(Figure record extracts)
▬▬▬

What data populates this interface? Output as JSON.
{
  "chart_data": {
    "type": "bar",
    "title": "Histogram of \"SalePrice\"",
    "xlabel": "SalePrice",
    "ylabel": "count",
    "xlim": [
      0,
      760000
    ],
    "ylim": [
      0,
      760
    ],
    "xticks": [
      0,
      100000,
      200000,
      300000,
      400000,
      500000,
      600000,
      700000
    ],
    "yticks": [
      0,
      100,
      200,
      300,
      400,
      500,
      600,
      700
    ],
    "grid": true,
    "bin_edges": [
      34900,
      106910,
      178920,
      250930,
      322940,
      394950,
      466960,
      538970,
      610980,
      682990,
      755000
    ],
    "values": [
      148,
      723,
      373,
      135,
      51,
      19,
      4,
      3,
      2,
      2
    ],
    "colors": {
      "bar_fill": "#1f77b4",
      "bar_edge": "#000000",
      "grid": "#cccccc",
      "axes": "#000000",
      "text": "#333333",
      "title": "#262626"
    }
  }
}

▬▬▬

*Problem to solve*:
State how many lines of the entries above include the word "SalePrice", offering no text other than the number.

*Answer to this exercise*:
2